Requirements ▸
Make a tally of the lines in the records that include the string "MMRI", and give only that number.

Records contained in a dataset

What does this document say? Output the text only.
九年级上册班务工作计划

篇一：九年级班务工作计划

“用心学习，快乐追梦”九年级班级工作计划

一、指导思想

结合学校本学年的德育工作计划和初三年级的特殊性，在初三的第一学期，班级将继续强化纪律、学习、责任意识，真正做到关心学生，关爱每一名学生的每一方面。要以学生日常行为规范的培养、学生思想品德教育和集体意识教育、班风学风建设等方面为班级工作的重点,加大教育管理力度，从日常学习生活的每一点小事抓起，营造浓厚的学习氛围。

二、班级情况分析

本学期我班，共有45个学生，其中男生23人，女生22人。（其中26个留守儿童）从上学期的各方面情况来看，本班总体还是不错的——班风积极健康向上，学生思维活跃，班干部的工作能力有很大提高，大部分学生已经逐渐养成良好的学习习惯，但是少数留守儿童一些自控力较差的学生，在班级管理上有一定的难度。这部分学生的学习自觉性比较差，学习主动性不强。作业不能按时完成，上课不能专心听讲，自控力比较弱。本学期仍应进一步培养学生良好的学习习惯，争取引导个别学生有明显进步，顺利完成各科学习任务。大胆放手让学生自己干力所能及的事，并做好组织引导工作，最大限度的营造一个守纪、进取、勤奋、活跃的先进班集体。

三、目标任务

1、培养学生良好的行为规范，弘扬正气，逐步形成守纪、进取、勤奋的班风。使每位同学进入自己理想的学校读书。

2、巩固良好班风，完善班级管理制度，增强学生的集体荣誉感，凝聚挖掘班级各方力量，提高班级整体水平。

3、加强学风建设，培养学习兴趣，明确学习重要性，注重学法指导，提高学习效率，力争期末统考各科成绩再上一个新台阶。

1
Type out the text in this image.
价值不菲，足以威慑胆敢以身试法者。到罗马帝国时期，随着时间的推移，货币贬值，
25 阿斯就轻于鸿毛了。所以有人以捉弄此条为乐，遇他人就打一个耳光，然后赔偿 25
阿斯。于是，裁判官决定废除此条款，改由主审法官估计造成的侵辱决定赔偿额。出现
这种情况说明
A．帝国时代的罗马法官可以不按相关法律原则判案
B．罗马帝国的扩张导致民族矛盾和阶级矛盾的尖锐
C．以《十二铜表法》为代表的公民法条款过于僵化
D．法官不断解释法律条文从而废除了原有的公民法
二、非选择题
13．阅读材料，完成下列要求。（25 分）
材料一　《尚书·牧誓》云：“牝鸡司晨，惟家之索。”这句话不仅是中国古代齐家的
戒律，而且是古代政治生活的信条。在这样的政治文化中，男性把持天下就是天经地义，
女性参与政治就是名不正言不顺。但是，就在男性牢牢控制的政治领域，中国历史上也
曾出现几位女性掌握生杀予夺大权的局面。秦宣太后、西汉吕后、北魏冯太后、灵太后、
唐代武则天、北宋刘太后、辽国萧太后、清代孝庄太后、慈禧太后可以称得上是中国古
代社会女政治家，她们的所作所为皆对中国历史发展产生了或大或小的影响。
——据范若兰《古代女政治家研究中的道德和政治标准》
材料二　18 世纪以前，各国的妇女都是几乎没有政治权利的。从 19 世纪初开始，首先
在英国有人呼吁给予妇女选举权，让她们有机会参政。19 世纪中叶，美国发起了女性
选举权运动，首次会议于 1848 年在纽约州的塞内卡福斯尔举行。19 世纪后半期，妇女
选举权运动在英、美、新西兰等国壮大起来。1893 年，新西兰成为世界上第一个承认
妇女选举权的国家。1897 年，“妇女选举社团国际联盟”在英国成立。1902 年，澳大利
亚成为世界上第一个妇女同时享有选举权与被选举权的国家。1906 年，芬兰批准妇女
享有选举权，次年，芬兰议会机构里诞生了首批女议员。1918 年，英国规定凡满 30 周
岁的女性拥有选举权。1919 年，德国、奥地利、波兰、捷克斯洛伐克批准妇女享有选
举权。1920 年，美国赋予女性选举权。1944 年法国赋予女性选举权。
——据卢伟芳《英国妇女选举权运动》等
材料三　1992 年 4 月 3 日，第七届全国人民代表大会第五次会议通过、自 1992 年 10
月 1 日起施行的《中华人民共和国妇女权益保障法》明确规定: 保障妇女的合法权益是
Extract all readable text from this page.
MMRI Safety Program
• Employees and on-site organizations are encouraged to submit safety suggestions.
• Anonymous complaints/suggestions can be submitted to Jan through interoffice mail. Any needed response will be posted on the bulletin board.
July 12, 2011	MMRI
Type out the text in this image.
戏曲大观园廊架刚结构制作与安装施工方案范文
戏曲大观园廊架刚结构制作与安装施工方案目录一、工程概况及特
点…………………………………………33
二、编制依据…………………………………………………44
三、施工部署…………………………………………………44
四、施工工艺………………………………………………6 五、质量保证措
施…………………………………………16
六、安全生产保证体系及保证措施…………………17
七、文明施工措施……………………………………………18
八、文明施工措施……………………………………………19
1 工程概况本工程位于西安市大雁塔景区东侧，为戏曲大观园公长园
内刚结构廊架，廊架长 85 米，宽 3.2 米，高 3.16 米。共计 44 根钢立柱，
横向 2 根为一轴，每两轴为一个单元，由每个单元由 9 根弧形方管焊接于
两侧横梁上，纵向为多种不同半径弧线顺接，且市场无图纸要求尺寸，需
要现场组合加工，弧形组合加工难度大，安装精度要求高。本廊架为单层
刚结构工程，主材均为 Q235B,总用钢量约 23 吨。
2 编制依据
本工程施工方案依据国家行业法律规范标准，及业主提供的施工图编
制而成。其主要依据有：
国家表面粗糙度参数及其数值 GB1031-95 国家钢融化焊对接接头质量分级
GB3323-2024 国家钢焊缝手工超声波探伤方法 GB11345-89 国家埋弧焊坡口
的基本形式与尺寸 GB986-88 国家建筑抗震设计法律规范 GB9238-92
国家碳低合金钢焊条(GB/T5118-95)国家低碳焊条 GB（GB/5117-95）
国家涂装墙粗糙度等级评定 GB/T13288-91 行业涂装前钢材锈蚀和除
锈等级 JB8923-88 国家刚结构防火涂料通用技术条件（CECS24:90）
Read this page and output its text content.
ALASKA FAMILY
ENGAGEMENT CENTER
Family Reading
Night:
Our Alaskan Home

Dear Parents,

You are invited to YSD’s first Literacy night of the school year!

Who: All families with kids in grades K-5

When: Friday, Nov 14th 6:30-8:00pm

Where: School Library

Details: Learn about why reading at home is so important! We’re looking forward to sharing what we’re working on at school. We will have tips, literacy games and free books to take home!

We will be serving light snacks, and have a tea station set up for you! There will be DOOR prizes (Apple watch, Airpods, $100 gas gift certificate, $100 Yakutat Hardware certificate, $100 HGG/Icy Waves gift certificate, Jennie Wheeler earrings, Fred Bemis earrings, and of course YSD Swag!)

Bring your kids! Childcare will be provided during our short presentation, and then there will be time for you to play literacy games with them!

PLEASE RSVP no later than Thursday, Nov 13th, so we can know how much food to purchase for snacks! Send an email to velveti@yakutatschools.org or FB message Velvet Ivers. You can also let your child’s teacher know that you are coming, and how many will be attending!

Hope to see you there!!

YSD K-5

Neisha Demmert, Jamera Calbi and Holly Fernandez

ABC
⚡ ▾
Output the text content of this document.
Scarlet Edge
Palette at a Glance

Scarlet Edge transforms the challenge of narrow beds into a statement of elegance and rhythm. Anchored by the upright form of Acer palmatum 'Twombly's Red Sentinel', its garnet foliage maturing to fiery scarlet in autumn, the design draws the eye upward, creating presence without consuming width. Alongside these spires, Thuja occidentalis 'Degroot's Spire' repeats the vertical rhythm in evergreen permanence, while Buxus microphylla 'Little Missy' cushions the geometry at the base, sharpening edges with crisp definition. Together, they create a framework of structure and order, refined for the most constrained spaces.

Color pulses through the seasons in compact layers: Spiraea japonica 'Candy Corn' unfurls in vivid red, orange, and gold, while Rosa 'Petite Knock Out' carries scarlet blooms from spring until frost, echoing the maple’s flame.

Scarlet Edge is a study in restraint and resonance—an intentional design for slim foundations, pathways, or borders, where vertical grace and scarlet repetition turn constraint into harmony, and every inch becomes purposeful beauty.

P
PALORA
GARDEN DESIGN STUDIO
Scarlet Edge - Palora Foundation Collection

Written answer ▸
2